— WORK TO DO —
Show each line of the data below that has the string "page" in it.

[Saved entries]
::::
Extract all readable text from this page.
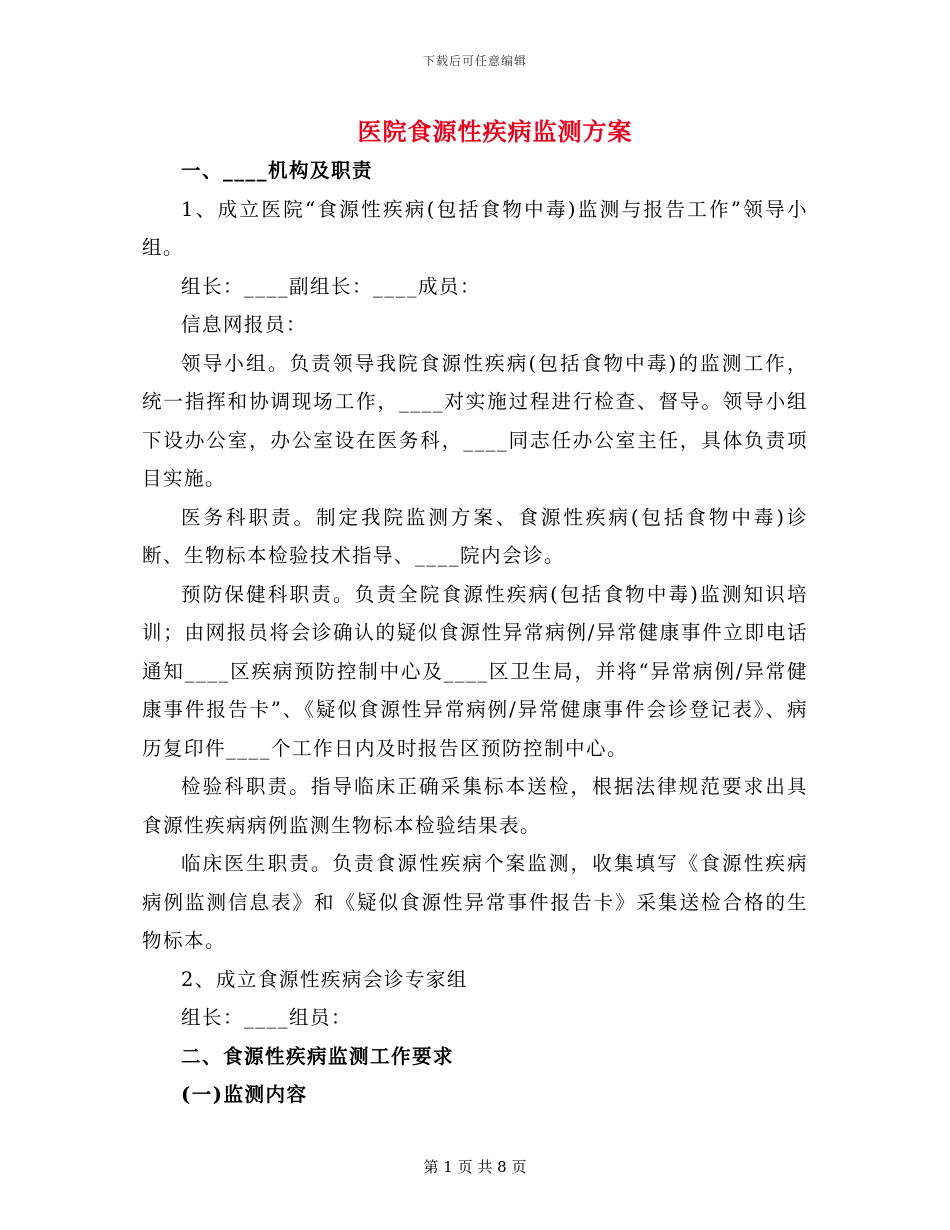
下载后可任意编辑
医院食源性疾病监测方案

一、____机构及职责

1、成立医院“食源性疾病(包括食物中毒)监测与报告工作”领导小组。

组长：____副组长：____成员：

信息网报员：

领导小组。负责领导我院食源性疾病(包括食物中毒)的监测工作，统一指挥和协调现场工作，____对实施过程进行检查、督导。领导小组下设办公室，办公室设在医务科，____同志任办公室主任，具体负责项目实施。

医务科职责。制定我院监测方案、食源性疾病(包括食物中毒)诊断、生物标本检验技术指导、____院内会诊。

预防保健科职责。负责全院食源性疾病(包括食物中毒)监测知识培训；由网报员将会诊确认的疑似食源性异常病例/异常健康事件立即电话通知____区疾病预防控制中心及____区卫生局，并将“异常病例/异常健康事件报告卡”、《疑似食源性异常病例/异常健康事件会诊登记表》、病历复印件____个工作日内及时报告区预防控制中心。

检验科职责。指导临床正确采集标本送检，根据法律规范要求出具食源性疾病病例监测生物标本检验结果表。

临床医生职责。负责食源性疾病个案监测，收集填写《食源性疾病病例监测信息表》和《疑似食源性异常事件报告卡》采集送检合格的生物标本。

2、成立食源性疾病会诊专家组

组长：____组员：

二、食源性疾病监测工作要求

(一)监测内容

第 1 页 共 8 页
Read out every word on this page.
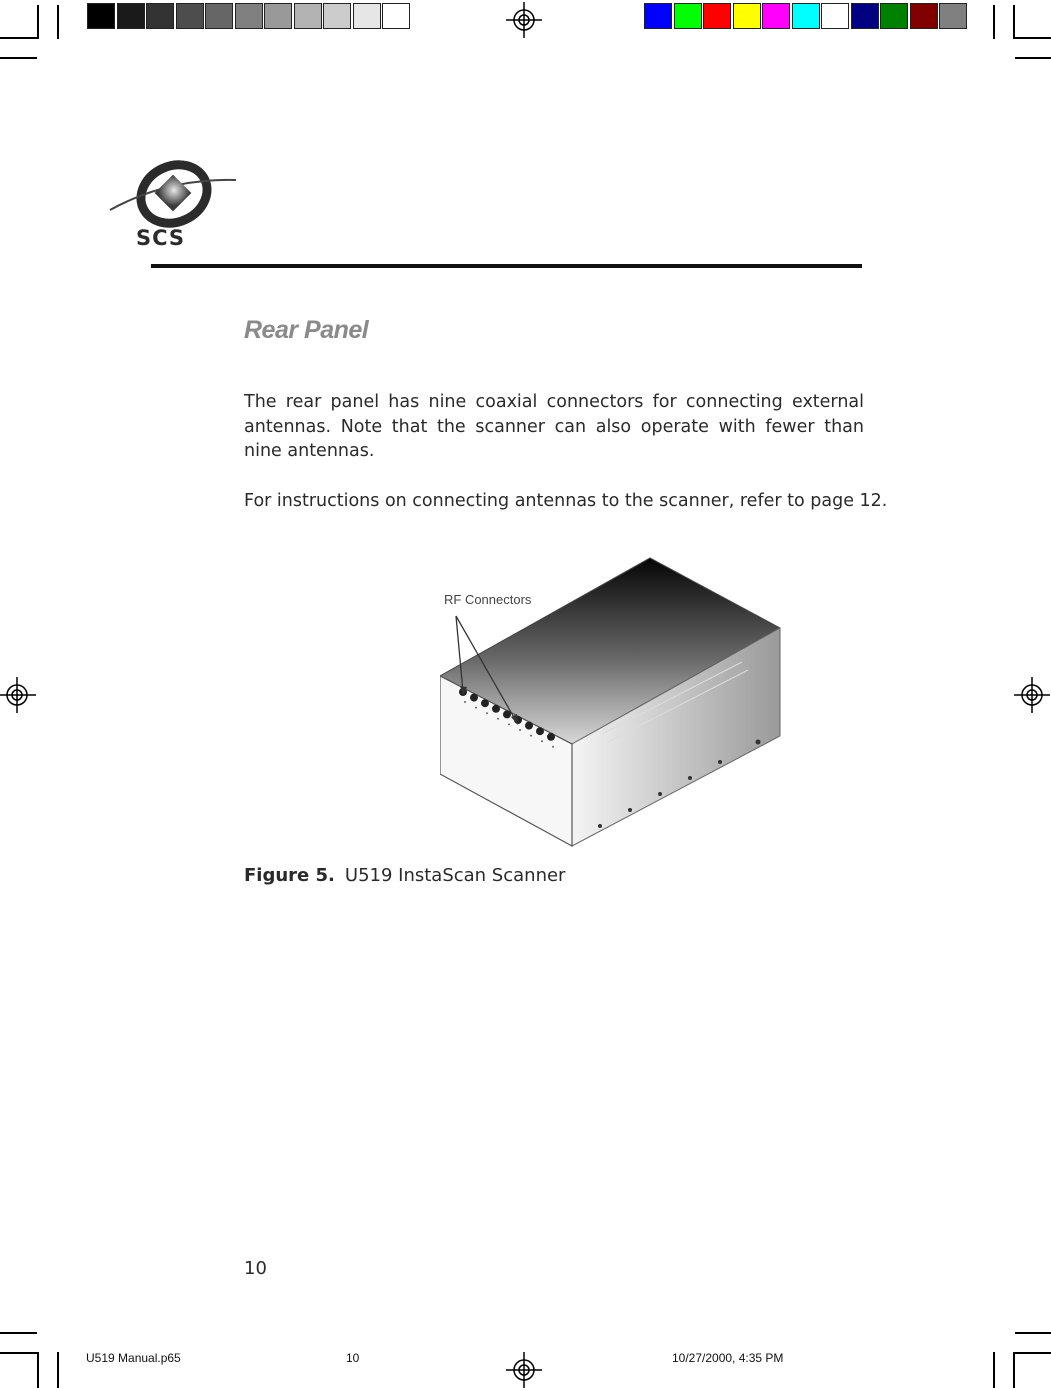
SCS
Rear Panel
The rear panel has nine coaxial connectors for connecting external antennas. Note that the scanner can also operate with fewer than nine antennas.
For instructions on connecting antennas to the scanner, refer to page 12.
RF Connectors
Figure 5. U519 InstaScan Scanner
10
U519 Manual.p65	10	10/27/2000, 4:35 PM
::::
— TASK RESULT —
Extract all readable text from this page.
Read out every word on this page.
For instructions on connecting antennas to the scanner, refer to page 12.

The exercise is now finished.